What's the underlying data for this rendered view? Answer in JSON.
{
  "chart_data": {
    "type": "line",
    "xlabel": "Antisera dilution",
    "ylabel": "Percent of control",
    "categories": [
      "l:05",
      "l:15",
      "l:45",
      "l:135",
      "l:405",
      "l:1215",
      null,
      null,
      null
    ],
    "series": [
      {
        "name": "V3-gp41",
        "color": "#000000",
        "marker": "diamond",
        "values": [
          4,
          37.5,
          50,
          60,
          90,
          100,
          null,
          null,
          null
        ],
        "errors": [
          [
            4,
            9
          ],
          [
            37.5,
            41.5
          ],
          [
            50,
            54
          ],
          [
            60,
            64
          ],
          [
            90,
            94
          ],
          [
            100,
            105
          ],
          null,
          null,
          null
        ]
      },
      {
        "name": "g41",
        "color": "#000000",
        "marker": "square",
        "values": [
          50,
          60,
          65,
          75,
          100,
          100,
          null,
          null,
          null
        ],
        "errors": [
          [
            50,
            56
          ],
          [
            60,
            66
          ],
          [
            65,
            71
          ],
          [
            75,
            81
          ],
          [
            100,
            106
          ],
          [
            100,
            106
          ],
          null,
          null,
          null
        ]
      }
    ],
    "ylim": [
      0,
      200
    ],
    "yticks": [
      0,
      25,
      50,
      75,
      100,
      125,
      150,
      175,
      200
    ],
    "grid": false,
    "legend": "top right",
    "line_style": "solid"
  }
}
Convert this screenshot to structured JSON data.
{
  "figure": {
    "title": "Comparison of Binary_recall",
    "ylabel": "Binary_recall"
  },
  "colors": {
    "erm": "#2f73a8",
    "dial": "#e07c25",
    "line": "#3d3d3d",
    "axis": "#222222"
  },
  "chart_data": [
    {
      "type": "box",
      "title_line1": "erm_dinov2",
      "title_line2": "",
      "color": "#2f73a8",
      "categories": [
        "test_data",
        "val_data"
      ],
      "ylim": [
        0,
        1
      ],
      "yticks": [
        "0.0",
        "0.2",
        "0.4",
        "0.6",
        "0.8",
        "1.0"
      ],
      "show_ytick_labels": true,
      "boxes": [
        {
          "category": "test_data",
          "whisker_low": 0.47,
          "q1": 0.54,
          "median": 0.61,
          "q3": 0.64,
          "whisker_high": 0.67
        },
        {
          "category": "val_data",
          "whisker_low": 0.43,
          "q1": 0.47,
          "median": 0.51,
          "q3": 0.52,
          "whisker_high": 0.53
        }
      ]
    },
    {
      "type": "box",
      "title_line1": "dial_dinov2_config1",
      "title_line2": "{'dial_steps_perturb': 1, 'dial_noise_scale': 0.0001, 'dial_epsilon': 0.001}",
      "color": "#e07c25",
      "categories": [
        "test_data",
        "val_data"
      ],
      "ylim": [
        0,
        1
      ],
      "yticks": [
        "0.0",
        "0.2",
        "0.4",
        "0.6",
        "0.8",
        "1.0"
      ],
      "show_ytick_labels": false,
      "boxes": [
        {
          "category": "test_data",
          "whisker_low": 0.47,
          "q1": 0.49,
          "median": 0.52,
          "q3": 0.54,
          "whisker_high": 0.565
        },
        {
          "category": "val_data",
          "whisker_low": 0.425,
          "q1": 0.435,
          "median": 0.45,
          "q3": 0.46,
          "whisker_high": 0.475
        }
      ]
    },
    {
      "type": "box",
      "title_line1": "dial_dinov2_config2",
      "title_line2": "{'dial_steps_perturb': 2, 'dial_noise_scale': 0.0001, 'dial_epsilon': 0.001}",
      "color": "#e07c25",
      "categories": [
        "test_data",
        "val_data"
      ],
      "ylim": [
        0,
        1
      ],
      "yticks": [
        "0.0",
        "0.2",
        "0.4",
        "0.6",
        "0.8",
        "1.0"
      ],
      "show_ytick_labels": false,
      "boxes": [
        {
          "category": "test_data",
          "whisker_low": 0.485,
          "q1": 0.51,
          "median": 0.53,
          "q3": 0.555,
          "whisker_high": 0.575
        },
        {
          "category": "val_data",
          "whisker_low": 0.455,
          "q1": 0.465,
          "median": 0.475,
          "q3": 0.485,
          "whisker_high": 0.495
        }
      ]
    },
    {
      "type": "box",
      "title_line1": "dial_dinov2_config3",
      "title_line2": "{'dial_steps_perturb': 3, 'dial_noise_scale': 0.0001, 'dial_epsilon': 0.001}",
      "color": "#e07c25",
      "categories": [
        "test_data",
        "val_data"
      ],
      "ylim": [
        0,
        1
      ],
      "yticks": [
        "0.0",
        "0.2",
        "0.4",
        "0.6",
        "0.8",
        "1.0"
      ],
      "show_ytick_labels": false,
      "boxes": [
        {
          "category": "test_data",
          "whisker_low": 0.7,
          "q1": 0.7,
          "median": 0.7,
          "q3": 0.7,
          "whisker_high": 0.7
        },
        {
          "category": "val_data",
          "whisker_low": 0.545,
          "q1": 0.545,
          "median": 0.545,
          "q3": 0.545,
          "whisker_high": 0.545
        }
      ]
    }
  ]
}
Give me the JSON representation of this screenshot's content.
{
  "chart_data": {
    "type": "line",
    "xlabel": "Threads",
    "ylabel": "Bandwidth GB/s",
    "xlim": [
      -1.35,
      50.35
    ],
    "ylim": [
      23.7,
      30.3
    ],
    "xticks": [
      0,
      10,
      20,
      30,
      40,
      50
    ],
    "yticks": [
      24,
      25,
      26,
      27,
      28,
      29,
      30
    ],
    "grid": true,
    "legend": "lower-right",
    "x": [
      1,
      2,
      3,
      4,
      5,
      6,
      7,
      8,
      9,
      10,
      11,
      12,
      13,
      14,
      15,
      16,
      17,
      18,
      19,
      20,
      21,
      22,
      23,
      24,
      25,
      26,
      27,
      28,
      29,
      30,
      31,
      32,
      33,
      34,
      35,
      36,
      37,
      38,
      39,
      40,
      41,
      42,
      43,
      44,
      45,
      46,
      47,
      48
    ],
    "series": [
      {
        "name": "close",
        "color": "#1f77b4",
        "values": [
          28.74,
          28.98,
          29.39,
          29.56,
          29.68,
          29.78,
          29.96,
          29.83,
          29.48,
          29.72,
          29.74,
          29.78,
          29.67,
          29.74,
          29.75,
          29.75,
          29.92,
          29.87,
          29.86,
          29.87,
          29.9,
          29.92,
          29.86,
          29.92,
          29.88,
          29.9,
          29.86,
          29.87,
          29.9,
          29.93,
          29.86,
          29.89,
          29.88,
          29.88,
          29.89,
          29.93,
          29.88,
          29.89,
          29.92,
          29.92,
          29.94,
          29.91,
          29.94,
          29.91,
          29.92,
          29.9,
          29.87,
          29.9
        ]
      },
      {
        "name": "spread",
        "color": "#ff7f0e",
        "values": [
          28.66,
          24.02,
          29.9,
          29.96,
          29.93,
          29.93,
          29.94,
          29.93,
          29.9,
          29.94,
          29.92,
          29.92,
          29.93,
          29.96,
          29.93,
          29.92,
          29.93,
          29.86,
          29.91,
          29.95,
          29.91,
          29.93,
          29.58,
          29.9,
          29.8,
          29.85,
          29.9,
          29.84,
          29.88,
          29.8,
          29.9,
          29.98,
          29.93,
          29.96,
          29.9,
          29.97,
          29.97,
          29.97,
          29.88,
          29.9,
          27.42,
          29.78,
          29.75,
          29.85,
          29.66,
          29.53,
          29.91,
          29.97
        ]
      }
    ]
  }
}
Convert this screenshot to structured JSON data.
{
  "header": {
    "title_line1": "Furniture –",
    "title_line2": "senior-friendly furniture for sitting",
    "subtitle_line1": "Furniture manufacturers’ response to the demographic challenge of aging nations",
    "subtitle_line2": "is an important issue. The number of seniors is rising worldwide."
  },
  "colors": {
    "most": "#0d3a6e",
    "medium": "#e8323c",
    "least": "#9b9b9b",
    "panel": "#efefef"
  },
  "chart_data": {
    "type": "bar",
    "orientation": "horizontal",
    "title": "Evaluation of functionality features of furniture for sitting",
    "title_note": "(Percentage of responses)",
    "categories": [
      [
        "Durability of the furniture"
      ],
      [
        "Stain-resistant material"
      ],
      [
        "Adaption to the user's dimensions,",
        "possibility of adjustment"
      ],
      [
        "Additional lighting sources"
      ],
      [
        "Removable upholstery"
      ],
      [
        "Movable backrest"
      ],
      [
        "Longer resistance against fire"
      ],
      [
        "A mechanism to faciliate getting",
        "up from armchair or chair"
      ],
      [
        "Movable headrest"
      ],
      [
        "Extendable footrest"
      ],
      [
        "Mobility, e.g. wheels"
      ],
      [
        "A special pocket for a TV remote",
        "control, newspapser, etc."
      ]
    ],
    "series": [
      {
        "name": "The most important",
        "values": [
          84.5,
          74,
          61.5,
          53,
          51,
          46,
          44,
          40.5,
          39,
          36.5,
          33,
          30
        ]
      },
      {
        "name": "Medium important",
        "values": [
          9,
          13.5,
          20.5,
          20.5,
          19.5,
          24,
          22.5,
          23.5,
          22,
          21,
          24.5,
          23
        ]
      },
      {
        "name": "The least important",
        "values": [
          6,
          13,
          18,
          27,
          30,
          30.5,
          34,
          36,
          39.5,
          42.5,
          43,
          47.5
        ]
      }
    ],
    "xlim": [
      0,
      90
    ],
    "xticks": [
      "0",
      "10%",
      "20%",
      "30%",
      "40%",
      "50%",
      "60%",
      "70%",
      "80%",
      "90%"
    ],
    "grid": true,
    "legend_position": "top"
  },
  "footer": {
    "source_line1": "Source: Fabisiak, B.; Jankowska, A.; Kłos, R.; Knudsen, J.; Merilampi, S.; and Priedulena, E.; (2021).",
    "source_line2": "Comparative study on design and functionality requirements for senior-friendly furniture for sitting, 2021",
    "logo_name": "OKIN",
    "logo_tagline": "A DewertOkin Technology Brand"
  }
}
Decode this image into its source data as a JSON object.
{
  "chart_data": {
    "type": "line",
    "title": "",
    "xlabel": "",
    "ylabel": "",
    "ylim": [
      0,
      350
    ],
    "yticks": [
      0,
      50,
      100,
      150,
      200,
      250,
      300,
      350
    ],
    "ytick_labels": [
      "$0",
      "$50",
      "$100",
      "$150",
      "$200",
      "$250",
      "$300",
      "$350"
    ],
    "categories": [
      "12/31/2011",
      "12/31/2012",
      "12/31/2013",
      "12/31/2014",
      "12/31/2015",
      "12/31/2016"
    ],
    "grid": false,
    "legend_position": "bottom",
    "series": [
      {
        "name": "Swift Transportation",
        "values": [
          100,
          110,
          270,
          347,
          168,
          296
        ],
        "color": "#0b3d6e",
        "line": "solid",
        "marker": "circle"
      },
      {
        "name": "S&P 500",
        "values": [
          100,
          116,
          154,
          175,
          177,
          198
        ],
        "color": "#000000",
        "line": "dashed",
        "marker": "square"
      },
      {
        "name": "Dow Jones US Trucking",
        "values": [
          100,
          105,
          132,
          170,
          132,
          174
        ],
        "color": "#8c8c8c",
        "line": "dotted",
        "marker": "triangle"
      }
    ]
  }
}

============================================================

Your objective
Quote only the lines from the one containing "Decode this image" through the final line of the records, with both ends included.

Response
Decode this image into its source data as a JSON object.
{
  "chart_data": {
    "type": "line",
    "title": "",
    "xlabel": "",
    "ylabel": "",
    "ylim": [
      0,
      350
    ],
    "yticks": [
      0,
      50,
      100,
      150,
      200,
      250,
      300,
      350
    ],
    "ytick_labels": [
      "$0",
      "$50",
      "$100",
      "$150",
      "$200",
      "$250",
      "$300",
      "$350"
    ],
    "categories": [
      "12/31/2011",
      "12/31/2012",
      "12/31/2013",
      "12/31/2014",
      "12/31/2015",
      "12/31/2016"
    ],
    "grid": false,
    "legend_position": "bottom",
    "series": [
      {
        "name": "Swift Transportation",
        "values": [
          100,
          110,
          270,
          347,
          168,
          296
        ],
        "color": "#0b3d6e",
        "line": "solid",
        "marker": "circle"
      },
      {
        "name": "S&P 500",
        "values": [
          100,
          116,
          154,
          175,
          177,
          198
        ],
        "color": "#000000",
        "line": "dashed",
        "marker": "square"
      },
      {
        "name": "Dow Jones US Trucking",
        "values": [
          100,
          105,
          132,
          170,
          132,
          174
        ],
        "color": "#8c8c8c",
        "line": "dotted",
        "marker": "triangle"
      }
    ]
  }
}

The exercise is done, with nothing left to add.